What is asked
From the records below, give the number of lines that contain the string "Pérdida", without any other text.

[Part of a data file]
---+---

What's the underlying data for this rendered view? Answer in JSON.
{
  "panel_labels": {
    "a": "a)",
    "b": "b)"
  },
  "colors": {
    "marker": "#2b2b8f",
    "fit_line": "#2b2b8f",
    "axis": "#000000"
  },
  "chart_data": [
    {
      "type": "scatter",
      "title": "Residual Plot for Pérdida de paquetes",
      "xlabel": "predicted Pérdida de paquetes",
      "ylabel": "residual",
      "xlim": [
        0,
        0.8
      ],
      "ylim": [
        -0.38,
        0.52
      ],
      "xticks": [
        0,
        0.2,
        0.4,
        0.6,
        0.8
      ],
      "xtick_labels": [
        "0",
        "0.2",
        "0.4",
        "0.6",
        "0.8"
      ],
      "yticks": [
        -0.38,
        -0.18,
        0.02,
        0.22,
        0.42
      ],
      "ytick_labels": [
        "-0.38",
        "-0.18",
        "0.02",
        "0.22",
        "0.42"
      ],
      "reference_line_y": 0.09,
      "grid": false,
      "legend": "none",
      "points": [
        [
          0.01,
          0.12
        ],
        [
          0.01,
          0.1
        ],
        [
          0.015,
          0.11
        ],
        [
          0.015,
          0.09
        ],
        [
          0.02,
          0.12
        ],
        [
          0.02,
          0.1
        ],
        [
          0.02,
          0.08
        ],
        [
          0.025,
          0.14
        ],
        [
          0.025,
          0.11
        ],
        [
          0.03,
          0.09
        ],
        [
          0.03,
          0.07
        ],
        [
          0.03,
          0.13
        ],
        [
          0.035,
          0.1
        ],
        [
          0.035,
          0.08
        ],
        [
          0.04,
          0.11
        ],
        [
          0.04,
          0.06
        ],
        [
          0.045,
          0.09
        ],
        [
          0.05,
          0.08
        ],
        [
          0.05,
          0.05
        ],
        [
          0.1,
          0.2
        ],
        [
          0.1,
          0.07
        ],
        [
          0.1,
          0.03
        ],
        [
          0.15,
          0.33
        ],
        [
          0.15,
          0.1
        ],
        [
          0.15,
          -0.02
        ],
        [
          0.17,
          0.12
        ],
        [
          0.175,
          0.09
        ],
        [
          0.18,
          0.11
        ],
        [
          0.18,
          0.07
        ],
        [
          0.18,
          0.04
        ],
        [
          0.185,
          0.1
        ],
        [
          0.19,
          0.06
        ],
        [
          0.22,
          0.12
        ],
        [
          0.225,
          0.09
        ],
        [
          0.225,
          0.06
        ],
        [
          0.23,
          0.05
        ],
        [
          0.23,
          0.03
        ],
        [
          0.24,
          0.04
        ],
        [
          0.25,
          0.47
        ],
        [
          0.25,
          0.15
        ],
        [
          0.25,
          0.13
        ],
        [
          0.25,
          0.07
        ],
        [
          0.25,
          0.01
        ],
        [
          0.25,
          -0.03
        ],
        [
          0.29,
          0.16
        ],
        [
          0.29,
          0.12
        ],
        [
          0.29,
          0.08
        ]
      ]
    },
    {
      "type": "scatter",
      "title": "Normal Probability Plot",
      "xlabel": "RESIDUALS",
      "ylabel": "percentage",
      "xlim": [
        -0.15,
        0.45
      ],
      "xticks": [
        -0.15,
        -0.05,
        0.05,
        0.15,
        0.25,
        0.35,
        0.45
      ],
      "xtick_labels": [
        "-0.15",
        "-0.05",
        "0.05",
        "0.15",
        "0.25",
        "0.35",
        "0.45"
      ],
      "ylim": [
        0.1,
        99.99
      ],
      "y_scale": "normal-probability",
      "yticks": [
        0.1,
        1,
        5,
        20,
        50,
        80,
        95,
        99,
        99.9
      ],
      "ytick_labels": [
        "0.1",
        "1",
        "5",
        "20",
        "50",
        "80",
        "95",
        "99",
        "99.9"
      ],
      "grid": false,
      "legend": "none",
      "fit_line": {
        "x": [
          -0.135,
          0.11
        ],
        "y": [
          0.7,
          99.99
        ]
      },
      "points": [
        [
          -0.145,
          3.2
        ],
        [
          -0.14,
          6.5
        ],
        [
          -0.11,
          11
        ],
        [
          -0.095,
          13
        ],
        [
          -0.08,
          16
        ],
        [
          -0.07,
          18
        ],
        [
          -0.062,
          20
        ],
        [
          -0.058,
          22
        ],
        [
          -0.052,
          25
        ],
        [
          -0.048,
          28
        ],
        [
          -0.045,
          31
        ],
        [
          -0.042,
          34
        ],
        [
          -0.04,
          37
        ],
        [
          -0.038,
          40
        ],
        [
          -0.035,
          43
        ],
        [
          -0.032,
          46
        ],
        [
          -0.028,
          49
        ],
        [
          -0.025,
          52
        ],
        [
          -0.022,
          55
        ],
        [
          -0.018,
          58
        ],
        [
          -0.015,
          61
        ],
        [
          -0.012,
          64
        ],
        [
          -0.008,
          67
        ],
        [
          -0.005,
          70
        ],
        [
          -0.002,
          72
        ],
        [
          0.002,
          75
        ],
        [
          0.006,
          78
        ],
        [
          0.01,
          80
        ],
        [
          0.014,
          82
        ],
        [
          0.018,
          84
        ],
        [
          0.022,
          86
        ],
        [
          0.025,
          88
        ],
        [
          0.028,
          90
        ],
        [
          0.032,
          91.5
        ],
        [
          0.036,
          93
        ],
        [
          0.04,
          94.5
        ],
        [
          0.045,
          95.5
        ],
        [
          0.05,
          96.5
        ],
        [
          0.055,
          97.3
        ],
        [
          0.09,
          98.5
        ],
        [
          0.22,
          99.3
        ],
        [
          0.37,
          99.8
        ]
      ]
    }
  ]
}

---+---

Result for this task
2